Stated problem: State the number of lines where "xlabel" appears. Add nothing else.

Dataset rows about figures
=======

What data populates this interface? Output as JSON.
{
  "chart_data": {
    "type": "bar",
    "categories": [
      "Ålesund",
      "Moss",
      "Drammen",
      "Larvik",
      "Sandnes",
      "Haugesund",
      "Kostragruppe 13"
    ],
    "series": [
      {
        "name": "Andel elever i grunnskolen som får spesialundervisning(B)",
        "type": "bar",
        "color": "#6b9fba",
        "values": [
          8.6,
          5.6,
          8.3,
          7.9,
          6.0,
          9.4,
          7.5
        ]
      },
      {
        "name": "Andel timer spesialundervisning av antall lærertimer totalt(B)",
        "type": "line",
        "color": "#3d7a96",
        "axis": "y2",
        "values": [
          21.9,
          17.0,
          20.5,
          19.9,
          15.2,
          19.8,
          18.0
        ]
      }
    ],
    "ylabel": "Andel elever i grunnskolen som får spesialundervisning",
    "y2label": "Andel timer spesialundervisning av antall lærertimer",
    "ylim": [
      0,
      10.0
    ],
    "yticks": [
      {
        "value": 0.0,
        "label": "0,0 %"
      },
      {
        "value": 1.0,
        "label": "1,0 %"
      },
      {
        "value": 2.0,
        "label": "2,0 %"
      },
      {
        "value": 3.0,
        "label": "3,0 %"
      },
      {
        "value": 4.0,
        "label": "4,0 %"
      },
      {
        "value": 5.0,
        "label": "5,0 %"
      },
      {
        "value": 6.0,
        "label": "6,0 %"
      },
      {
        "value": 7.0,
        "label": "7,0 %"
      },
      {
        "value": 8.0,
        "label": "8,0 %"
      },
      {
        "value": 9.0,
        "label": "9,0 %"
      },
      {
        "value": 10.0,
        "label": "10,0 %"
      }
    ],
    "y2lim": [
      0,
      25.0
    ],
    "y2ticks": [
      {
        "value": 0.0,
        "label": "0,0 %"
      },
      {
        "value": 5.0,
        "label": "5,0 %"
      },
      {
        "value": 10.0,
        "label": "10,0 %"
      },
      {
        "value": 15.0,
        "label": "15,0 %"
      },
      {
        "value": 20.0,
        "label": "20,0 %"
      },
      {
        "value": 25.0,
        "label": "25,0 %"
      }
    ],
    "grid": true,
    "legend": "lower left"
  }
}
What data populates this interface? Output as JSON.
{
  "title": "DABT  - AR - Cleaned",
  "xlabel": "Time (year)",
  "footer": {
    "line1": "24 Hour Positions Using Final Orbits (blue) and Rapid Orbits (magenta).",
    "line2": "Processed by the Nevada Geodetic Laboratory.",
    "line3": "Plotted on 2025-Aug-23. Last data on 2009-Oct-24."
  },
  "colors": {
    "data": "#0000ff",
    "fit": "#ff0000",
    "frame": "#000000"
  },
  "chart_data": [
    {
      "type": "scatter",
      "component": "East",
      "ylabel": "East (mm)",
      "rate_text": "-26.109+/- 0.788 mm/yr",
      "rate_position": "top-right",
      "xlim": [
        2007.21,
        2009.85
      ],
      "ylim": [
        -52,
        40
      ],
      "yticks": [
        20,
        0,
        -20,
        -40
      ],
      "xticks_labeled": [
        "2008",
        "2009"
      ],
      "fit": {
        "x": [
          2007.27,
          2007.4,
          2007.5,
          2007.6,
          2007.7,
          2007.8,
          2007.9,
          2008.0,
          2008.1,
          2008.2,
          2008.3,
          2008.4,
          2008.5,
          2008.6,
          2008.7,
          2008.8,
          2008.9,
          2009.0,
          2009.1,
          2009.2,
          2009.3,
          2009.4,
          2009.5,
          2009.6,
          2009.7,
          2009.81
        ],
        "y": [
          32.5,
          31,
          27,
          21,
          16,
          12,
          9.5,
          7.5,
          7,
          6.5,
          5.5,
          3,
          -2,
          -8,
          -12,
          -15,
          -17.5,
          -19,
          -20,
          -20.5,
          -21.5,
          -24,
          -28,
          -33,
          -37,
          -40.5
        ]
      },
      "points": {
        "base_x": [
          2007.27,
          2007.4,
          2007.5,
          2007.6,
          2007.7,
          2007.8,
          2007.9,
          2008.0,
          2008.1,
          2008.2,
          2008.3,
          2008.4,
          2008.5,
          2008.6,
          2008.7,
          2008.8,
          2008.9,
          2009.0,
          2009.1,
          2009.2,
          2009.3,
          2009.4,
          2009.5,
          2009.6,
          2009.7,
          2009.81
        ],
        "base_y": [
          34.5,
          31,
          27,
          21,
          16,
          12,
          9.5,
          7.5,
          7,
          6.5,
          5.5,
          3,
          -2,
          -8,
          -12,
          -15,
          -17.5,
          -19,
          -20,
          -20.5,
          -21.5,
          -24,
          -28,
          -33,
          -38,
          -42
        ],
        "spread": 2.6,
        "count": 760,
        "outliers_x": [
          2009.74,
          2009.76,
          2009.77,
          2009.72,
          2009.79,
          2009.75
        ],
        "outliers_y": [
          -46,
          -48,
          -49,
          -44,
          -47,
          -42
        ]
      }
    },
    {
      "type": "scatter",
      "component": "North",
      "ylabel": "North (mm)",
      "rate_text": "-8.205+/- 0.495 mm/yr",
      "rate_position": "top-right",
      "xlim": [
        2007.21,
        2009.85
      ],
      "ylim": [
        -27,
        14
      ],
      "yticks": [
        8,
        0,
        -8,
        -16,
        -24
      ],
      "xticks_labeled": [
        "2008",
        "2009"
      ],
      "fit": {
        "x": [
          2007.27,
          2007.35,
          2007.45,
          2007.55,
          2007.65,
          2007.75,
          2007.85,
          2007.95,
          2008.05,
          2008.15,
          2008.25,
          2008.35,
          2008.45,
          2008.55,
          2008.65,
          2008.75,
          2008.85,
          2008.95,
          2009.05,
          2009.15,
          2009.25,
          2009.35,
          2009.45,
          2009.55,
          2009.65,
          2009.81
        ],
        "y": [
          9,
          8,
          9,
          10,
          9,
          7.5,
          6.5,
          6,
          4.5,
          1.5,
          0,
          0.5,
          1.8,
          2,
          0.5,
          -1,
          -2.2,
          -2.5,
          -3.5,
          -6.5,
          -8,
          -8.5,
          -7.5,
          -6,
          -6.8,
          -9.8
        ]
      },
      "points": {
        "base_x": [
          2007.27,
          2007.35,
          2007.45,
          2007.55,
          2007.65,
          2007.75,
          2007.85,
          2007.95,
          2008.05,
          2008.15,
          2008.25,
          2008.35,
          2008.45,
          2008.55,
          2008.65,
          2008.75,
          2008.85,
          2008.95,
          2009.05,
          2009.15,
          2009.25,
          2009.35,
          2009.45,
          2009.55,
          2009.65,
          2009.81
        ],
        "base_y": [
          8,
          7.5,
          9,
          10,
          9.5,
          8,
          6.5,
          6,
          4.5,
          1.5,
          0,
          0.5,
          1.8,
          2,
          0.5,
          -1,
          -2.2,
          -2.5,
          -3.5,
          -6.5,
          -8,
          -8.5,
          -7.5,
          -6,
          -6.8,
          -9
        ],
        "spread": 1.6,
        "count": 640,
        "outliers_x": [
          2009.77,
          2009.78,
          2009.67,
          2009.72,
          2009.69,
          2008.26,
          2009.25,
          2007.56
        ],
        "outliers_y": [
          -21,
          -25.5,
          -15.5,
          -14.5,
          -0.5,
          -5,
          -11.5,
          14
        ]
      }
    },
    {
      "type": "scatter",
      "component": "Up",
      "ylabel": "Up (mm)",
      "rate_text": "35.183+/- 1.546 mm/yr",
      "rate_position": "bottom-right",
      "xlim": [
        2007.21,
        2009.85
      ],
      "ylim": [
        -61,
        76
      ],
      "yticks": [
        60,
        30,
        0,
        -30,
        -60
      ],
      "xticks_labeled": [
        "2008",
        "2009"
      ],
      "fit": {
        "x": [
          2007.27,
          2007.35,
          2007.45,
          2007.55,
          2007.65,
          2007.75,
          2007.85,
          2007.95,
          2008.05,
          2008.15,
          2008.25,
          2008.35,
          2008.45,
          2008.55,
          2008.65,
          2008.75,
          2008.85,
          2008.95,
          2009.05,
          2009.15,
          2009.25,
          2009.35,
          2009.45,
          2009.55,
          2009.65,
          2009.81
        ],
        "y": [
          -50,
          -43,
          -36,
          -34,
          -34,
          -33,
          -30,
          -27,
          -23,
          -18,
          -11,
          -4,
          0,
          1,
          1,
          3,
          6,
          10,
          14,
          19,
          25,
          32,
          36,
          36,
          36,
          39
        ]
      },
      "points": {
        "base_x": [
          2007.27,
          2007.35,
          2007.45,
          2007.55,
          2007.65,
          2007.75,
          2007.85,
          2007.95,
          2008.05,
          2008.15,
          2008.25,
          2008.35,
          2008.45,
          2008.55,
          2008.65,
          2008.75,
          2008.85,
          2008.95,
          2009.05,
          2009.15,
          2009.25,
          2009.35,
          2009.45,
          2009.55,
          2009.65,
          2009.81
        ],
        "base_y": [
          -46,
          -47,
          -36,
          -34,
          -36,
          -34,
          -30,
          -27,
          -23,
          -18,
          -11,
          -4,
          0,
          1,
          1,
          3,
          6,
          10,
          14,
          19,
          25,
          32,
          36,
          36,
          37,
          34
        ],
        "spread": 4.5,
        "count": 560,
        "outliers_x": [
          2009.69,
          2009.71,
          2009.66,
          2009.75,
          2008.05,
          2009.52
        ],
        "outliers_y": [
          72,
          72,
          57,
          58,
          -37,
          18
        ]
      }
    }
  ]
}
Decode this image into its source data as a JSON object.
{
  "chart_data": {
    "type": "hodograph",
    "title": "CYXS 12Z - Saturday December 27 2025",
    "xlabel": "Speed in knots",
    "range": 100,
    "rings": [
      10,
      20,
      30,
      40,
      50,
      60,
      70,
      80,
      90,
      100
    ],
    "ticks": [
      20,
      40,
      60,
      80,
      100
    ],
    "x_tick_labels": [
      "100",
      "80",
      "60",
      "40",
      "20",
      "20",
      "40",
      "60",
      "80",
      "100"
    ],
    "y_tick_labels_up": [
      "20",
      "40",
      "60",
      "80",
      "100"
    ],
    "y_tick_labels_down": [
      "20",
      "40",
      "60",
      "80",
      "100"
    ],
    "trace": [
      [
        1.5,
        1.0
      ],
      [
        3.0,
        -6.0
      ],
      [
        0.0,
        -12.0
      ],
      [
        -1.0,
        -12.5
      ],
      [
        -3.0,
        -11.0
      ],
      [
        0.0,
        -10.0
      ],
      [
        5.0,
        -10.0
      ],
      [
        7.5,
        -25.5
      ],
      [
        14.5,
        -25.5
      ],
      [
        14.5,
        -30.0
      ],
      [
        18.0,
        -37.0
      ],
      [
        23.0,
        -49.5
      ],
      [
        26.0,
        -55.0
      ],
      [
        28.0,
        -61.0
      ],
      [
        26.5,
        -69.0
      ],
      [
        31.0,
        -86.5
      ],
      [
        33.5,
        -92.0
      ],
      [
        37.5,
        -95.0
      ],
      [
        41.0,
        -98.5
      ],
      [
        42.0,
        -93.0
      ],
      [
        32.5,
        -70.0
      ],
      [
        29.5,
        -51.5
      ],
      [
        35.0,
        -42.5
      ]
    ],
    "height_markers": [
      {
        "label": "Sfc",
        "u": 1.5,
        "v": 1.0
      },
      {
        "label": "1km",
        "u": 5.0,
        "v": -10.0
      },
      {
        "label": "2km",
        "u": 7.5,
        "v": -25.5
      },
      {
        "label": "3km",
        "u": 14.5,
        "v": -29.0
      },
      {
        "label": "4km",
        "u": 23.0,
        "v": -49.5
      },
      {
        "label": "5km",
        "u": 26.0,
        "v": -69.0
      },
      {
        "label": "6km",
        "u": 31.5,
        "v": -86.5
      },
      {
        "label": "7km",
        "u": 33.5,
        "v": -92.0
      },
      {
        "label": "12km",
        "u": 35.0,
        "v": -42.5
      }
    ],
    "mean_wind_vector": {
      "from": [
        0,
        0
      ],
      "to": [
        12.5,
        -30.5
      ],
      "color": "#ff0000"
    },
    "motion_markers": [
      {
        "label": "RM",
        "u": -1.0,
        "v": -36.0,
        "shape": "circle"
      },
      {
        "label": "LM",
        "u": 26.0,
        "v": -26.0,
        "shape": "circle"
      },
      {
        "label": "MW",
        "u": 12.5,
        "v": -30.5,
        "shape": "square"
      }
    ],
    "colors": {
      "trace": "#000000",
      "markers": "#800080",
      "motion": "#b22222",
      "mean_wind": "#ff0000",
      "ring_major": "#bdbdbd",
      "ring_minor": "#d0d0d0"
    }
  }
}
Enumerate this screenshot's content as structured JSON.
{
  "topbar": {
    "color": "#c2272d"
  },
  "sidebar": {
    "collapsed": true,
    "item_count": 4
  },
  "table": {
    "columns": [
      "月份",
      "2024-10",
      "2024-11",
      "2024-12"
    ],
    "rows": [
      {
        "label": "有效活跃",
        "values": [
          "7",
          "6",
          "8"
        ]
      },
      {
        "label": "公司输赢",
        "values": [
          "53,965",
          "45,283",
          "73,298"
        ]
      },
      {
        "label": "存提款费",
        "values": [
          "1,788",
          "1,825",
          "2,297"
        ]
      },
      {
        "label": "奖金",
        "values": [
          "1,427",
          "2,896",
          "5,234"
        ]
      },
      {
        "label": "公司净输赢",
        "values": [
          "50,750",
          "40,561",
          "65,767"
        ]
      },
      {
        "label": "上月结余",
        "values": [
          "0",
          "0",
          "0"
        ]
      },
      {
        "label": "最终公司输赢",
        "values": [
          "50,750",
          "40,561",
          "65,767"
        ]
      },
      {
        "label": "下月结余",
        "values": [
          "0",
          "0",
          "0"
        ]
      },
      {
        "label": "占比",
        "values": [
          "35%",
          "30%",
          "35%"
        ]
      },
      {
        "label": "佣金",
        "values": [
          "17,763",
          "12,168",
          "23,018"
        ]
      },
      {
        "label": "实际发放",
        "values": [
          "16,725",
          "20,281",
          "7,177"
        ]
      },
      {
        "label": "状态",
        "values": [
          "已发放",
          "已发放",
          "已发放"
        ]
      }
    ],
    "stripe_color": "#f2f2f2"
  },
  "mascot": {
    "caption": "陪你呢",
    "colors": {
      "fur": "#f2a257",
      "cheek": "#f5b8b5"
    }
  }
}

=======

Correct response: 2